- [SET TASK]
Only the pictures stay out; every record is to be quoted exactly.

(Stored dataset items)
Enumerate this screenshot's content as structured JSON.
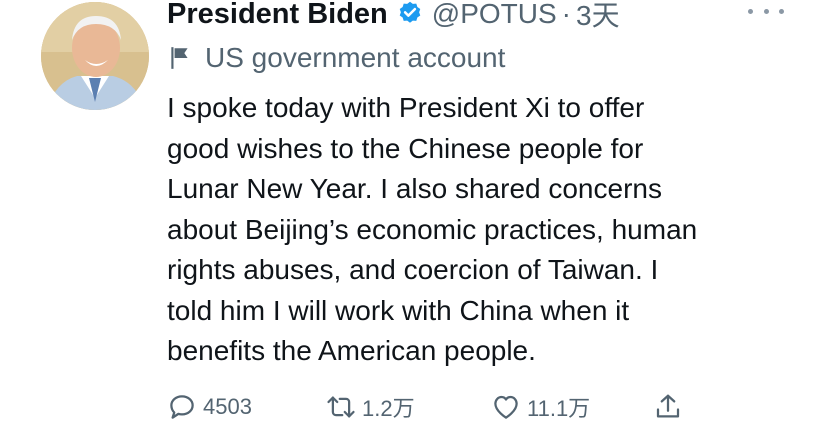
{
  "tweet": {
    "author_name": "President Biden",
    "handle": "@POTUS",
    "separator": "·",
    "time": "3天",
    "account_label": "US government account",
    "text_lines": [
      "I spoke today with President Xi to offer",
      "good wishes to the Chinese people for",
      "Lunar New Year. I also shared concerns",
      "about Beijing’s economic practices, human",
      "rights abuses, and coercion of Taiwan. I",
      "told him I will work with China when it",
      "benefits the American people."
    ]
  },
  "actions": {
    "reply_count": "4503",
    "retweet_count": "1.2万",
    "like_count": "11.1万"
  },
  "icons": {
    "verified": "verified-badge-icon",
    "label": "flag-icon",
    "more": "more-options-icon",
    "reply": "reply-icon",
    "retweet": "retweet-icon",
    "like": "heart-icon",
    "share": "share-icon"
  },
  "colors": {
    "text": "#0f1419",
    "secondary": "#536471",
    "verified": "#1d9bf0"
  }
}
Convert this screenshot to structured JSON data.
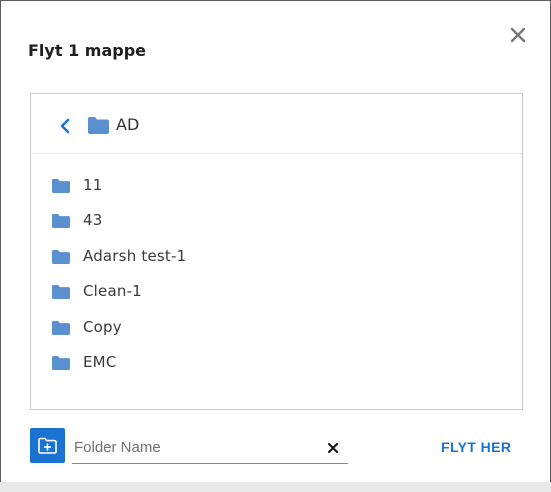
{
  "dialog": {
    "title": "Flyt 1 mappe",
    "close_icon": "close-icon"
  },
  "browser": {
    "current_folder": "AD",
    "back_icon": "chevron-left-icon",
    "folder_icon": "folder-icon",
    "folders": [
      {
        "name": "11"
      },
      {
        "name": "43"
      },
      {
        "name": "Adarsh test-1"
      },
      {
        "name": "Clean-1"
      },
      {
        "name": "Copy"
      },
      {
        "name": "EMC"
      }
    ]
  },
  "footer": {
    "new_folder_icon": "new-folder-icon",
    "folder_name_placeholder": "Folder Name",
    "folder_name_value": "",
    "clear_icon": "close-icon",
    "move_here_label": "FLYT HER"
  },
  "colors": {
    "accent": "#1a73d0",
    "folder": "#5a8fd0",
    "border": "#c9c9c9"
  }
}
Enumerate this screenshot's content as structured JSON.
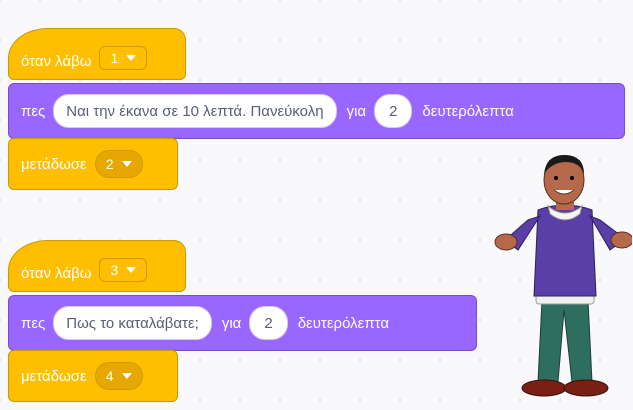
{
  "scripts": [
    {
      "hat_label": "όταν λάβω",
      "hat_value": "1",
      "say_label": "πες",
      "say_text": "Ναι την έκανα σε 10 λεπτά. Πανεύκολη",
      "say_for": "για",
      "say_secs": "2",
      "say_unit": "δευτερόλεπτα",
      "broadcast_label": "μετάδωσε",
      "broadcast_value": "2"
    },
    {
      "hat_label": "όταν λάβω",
      "hat_value": "3",
      "say_label": "πες",
      "say_text": "Πως το καταλάβατε;",
      "say_for": "για",
      "say_secs": "2",
      "say_unit": "δευτερόλεπτα",
      "broadcast_label": "μετάδωσε",
      "broadcast_value": "4"
    }
  ],
  "colors": {
    "events": "#ffbf00",
    "looks": "#9966ff",
    "canvas": "#f9f9fb"
  },
  "sprite": {
    "icon": "shrugging-man-sprite"
  }
}
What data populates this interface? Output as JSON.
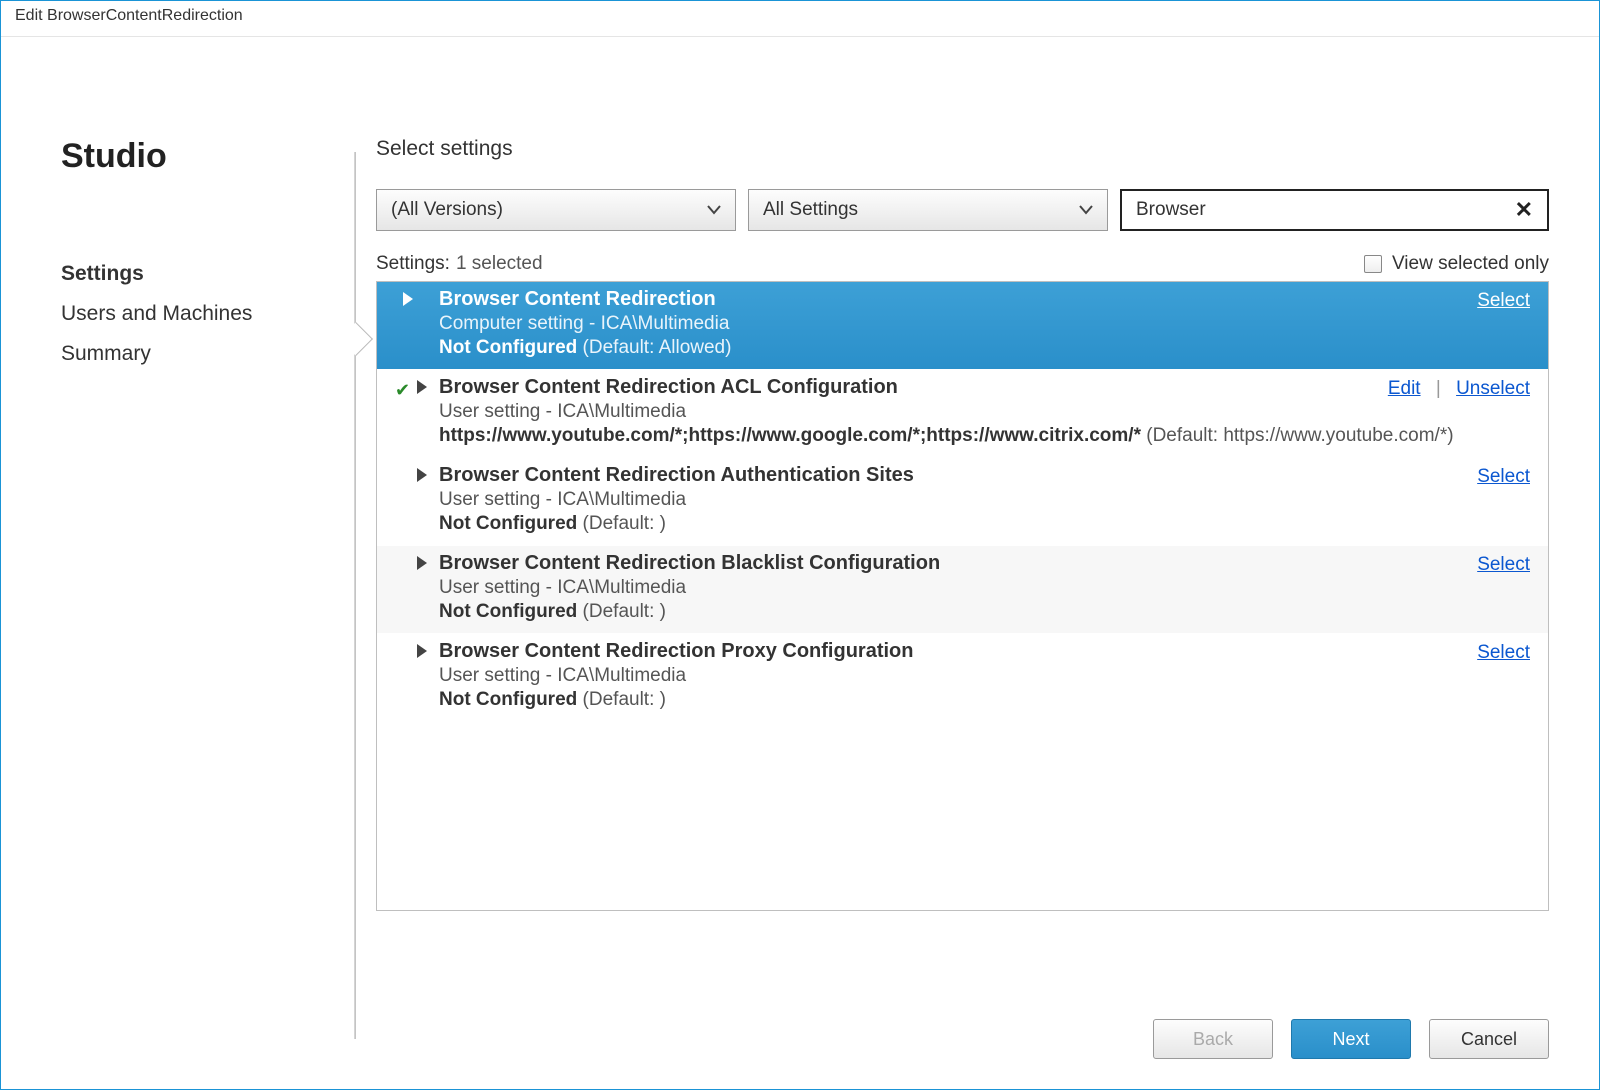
{
  "window": {
    "title": "Edit BrowserContentRedirection"
  },
  "sidebar": {
    "brand": "Studio",
    "items": [
      {
        "label": "Settings",
        "active": true
      },
      {
        "label": "Users and Machines",
        "active": false
      },
      {
        "label": "Summary",
        "active": false
      }
    ]
  },
  "main": {
    "section_label": "Select settings",
    "filter": {
      "versions": "(All Versions)",
      "settings_scope": "All Settings",
      "search": "Browser"
    },
    "status": {
      "label": "Settings:",
      "count": "1 selected"
    },
    "view_selected_only": {
      "label": "View selected only",
      "checked": false
    },
    "rows": [
      {
        "title": "Browser Content Redirection",
        "scope": "Computer setting - ICA\\Multimedia",
        "state": "Not Configured",
        "default": "(Default: Allowed)",
        "selected": true,
        "checked": false,
        "actions": {
          "primary": "Select"
        }
      },
      {
        "title": "Browser Content Redirection ACL Configuration",
        "scope": "User setting - ICA\\Multimedia",
        "value_strong": "https://www.youtube.com/*;https://www.google.com/*;https://www.citrix.com/*",
        "value_paren": " (Default: https://www.youtube.com/*)",
        "selected": false,
        "checked": true,
        "actions": {
          "edit": "Edit",
          "unselect": "Unselect"
        }
      },
      {
        "title": "Browser Content Redirection Authentication Sites",
        "scope": "User setting - ICA\\Multimedia",
        "state": "Not Configured",
        "default": "(Default: )",
        "selected": false,
        "checked": false,
        "actions": {
          "primary": "Select"
        }
      },
      {
        "title": "Browser Content Redirection Blacklist Configuration",
        "scope": "User setting - ICA\\Multimedia",
        "state": "Not Configured",
        "default": "(Default: )",
        "selected": false,
        "checked": false,
        "actions": {
          "primary": "Select"
        }
      },
      {
        "title": "Browser Content Redirection Proxy Configuration",
        "scope": "User setting - ICA\\Multimedia",
        "state": "Not Configured",
        "default": "(Default: )",
        "selected": false,
        "checked": false,
        "actions": {
          "primary": "Select"
        }
      }
    ]
  },
  "footer": {
    "back": "Back",
    "next": "Next",
    "cancel": "Cancel"
  }
}
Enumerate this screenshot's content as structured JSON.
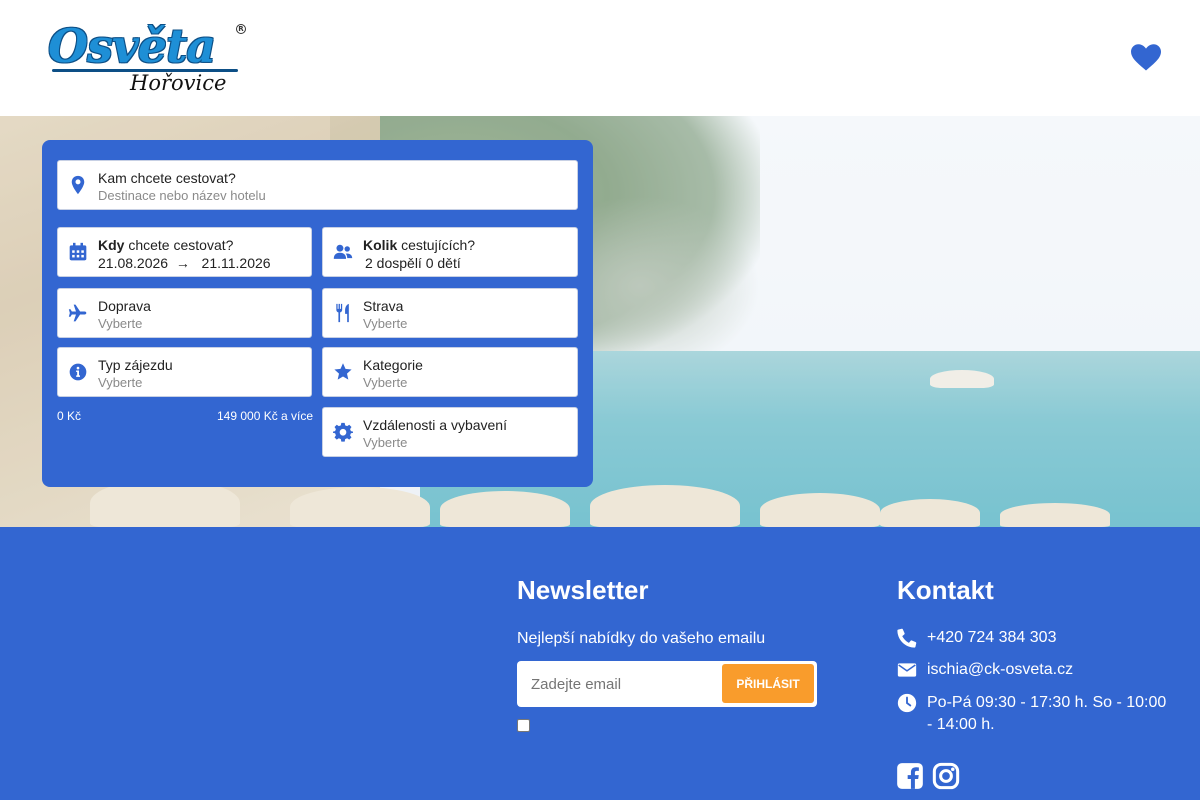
{
  "header": {
    "logo_main": "Osvěta",
    "logo_sub": "Hořovice",
    "logo_reg": "R"
  },
  "search": {
    "destination": {
      "label": "Kam chcete cestovat?",
      "placeholder": "Destinace nebo název hotelu"
    },
    "dates": {
      "label_bold": "Kdy",
      "label_rest": " chcete cestovat?",
      "from": "21.08.2026",
      "arrow": "→",
      "to": "21.11.2026"
    },
    "travelers": {
      "label_bold": "Kolik",
      "label_rest": " cestujících?",
      "value": "2 dospělí 0 dětí"
    },
    "transport": {
      "label": "Doprava",
      "placeholder": "Vyberte"
    },
    "board": {
      "label": "Strava",
      "placeholder": "Vyberte"
    },
    "tour_type": {
      "label": "Typ zájezdu",
      "placeholder": "Vyberte"
    },
    "category": {
      "label": "Kategorie",
      "placeholder": "Vyberte"
    },
    "distances": {
      "label": "Vzdálenosti a vybavení",
      "placeholder": "Vyberte"
    },
    "price_min": "0 Kč",
    "price_max": "149 000 Kč a více"
  },
  "newsletter": {
    "title": "Newsletter",
    "description": "Nejlepší nabídky do vašeho emailu",
    "placeholder": "Zadejte email",
    "button": "PŘIHLÁSIT"
  },
  "contact": {
    "title": "Kontakt",
    "phone": "+420 724 384 303",
    "email": "ischia@ck-osveta.cz",
    "hours": "Po-Pá 09:30 - 17:30 h. So - 10:00 - 14:00 h."
  },
  "colors": {
    "brand_blue": "#3366d1",
    "accent_orange": "#f99c2c"
  },
  "icons": [
    "heart-icon",
    "map-pin-icon",
    "calendar-icon",
    "users-icon",
    "plane-icon",
    "utensils-icon",
    "info-icon",
    "star-icon",
    "gear-icon",
    "phone-icon",
    "envelope-icon",
    "clock-icon",
    "facebook-icon",
    "instagram-icon"
  ]
}
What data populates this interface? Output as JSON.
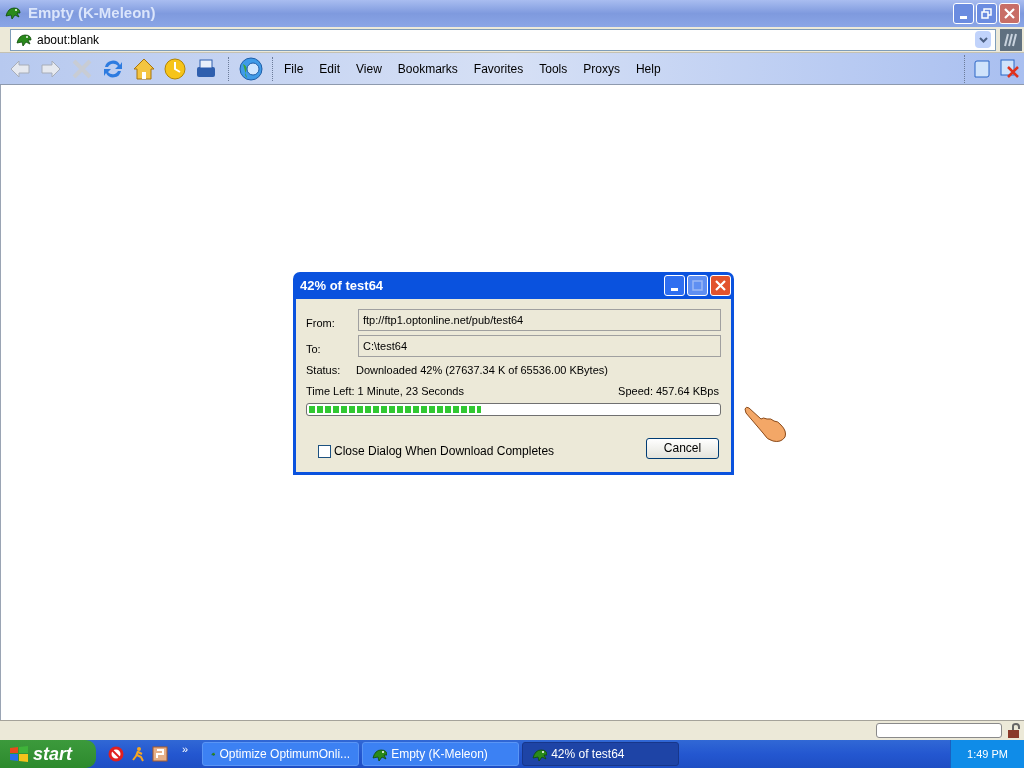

- [EXERCISE RESPONSE]
Enumerate this screenshot's content as structured JSON.
{
  "tweet": {
    "author_name": "President Biden",
    "handle": "@POTUS",
    "separator": "·",
    "time": "3天",
    "account_label": "US government account",
    "text_lines": [
      "I spoke today with President Xi to offer",
      "good wishes to the Chinese people for",
      "Lunar New Year. I also shared concerns",
      "about Beijing’s economic practices, human",
      "rights abuses, and coercion of Taiwan. I",
      "told him I will work with China when it",
      "benefits the American people."
    ]
  },
  "actions": {
    "reply_count": "4503",
    "retweet_count": "1.2万",
    "like_count": "11.1万"
  },
  "icons": {
    "verified": "verified-badge-icon",
    "label": "flag-icon",
    "more": "more-options-icon",
    "reply": "reply-icon",
    "retweet": "retweet-icon",
    "like": "heart-icon",
    "share": "share-icon"
  },
  "colors": {
    "text": "#0f1419",
    "secondary": "#536471",
    "verified": "#1d9bf0"
  }
}
Convert this screenshot to structured JSON data.
{
  "dialog": {
    "title": "Flyt 1 mappe",
    "close_icon": "close-icon"
  },
  "browser": {
    "current_folder": "AD",
    "back_icon": "chevron-left-icon",
    "folder_icon": "folder-icon",
    "folders": [
      {
        "name": "11"
      },
      {
        "name": "43"
      },
      {
        "name": "Adarsh test-1"
      },
      {
        "name": "Clean-1"
      },
      {
        "name": "Copy"
      },
      {
        "name": "EMC"
      }
    ]
  },
  "footer": {
    "new_folder_icon": "new-folder-icon",
    "folder_name_placeholder": "Folder Name",
    "folder_name_value": "",
    "clear_icon": "close-icon",
    "move_here_label": "FLYT HER"
  },
  "colors": {
    "accent": "#1a73d0",
    "folder": "#5a8fd0",
    "border": "#c9c9c9"
  }
}
Enumerate this screenshot's content as structured JSON.
{
  "scripts": [
    {
      "hat_label": "όταν λάβω",
      "hat_value": "1",
      "say_label": "πες",
      "say_text": "Ναι την έκανα σε 10 λεπτά. Πανεύκολη",
      "say_for": "για",
      "say_secs": "2",
      "say_unit": "δευτερόλεπτα",
      "broadcast_label": "μετάδωσε",
      "broadcast_value": "2"
    },
    {
      "hat_label": "όταν λάβω",
      "hat_value": "3",
      "say_label": "πες",
      "say_text": "Πως το καταλάβατε;",
      "say_for": "για",
      "say_secs": "2",
      "say_unit": "δευτερόλεπτα",
      "broadcast_label": "μετάδωσε",
      "broadcast_value": "4"
    }
  ],
  "colors": {
    "events": "#ffbf00",
    "looks": "#9966ff",
    "canvas": "#f9f9fb"
  },
  "sprite": {
    "icon": "shrugging-man-sprite"
  }
}
What data populates this interface? Output as JSON.
{
  "window": {
    "title": "Edit BrowserContentRedirection"
  },
  "sidebar": {
    "brand": "Studio",
    "items": [
      {
        "label": "Settings",
        "active": true
      },
      {
        "label": "Users and Machines",
        "active": false
      },
      {
        "label": "Summary",
        "active": false
      }
    ]
  },
  "main": {
    "section_label": "Select settings",
    "filter": {
      "versions": "(All Versions)",
      "settings_scope": "All Settings",
      "search": "Browser"
    },
    "status": {
      "label": "Settings:",
      "count": "1 selected"
    },
    "view_selected_only": {
      "label": "View selected only",
      "checked": false
    },
    "rows": [
      {
        "title": "Browser Content Redirection",
        "scope": "Computer setting - ICA\\Multimedia",
        "state": "Not Configured",
        "default": "(Default: Allowed)",
        "selected": true,
        "checked": false,
        "actions": {
          "primary": "Select"
        }
      },
      {
        "title": "Browser Content Redirection ACL Configuration",
        "scope": "User setting - ICA\\Multimedia",
        "value_strong": "https://www.youtube.com/*;https://www.google.com/*;https://www.citrix.com/*",
        "value_paren": " (Default: https://www.youtube.com/*)",
        "selected": false,
        "checked": true,
        "actions": {
          "edit": "Edit",
          "unselect": "Unselect"
        }
      },
      {
        "title": "Browser Content Redirection Authentication Sites",
        "scope": "User setting - ICA\\Multimedia",
        "state": "Not Configured",
        "default": "(Default: )",
        "selected": false,
        "checked": false,
        "actions": {
          "primary": "Select"
        }
      },
      {
        "title": "Browser Content Redirection Blacklist Configuration",
        "scope": "User setting - ICA\\Multimedia",
        "state": "Not Configured",
        "default": "(Default: )",
        "selected": false,
        "checked": false,
        "actions": {
          "primary": "Select"
        }
      },
      {
        "title": "Browser Content Redirection Proxy Configuration",
        "scope": "User setting - ICA\\Multimedia",
        "state": "Not Configured",
        "default": "(Default: )",
        "selected": false,
        "checked": false,
        "actions": {
          "primary": "Select"
        }
      }
    ]
  },
  "footer": {
    "back": "Back",
    "next": "Next",
    "cancel": "Cancel"
  }
}
Enumerate this screenshot's content as structured JSON.
{
  "header": {
    "logo_main": "Osvěta",
    "logo_sub": "Hořovice",
    "logo_reg": "R"
  },
  "search": {
    "destination": {
      "label": "Kam chcete cestovat?",
      "placeholder": "Destinace nebo název hotelu"
    },
    "dates": {
      "label_bold": "Kdy",
      "label_rest": " chcete cestovat?",
      "from": "21.08.2026",
      "arrow": "→",
      "to": "21.11.2026"
    },
    "travelers": {
      "label_bold": "Kolik",
      "label_rest": " cestujících?",
      "value": "2 dospělí 0 dětí"
    },
    "transport": {
      "label": "Doprava",
      "placeholder": "Vyberte"
    },
    "board": {
      "label": "Strava",
      "placeholder": "Vyberte"
    },
    "tour_type": {
      "label": "Typ zájezdu",
      "placeholder": "Vyberte"
    },
    "category": {
      "label": "Kategorie",
      "placeholder": "Vyberte"
    },
    "distances": {
      "label": "Vzdálenosti a vybavení",
      "placeholder": "Vyberte"
    },
    "price_min": "0 Kč",
    "price_max": "149 000 Kč a více"
  },
  "newsletter": {
    "title": "Newsletter",
    "description": "Nejlepší nabídky do vašeho emailu",
    "placeholder": "Zadejte email",
    "button": "PŘIHLÁSIT"
  },
  "contact": {
    "title": "Kontakt",
    "phone": "+420 724 384 303",
    "email": "ischia@ck-osveta.cz",
    "hours": "Po-Pá 09:30 - 17:30 h. So - 10:00 - 14:00 h."
  },
  "colors": {
    "brand_blue": "#3366d1",
    "accent_orange": "#f99c2c"
  },
  "icons": [
    "heart-icon",
    "map-pin-icon",
    "calendar-icon",
    "users-icon",
    "plane-icon",
    "utensils-icon",
    "info-icon",
    "star-icon",
    "gear-icon",
    "phone-icon",
    "envelope-icon",
    "clock-icon",
    "facebook-icon",
    "instagram-icon"
  ]
}
What data populates this interface? Output as JSON.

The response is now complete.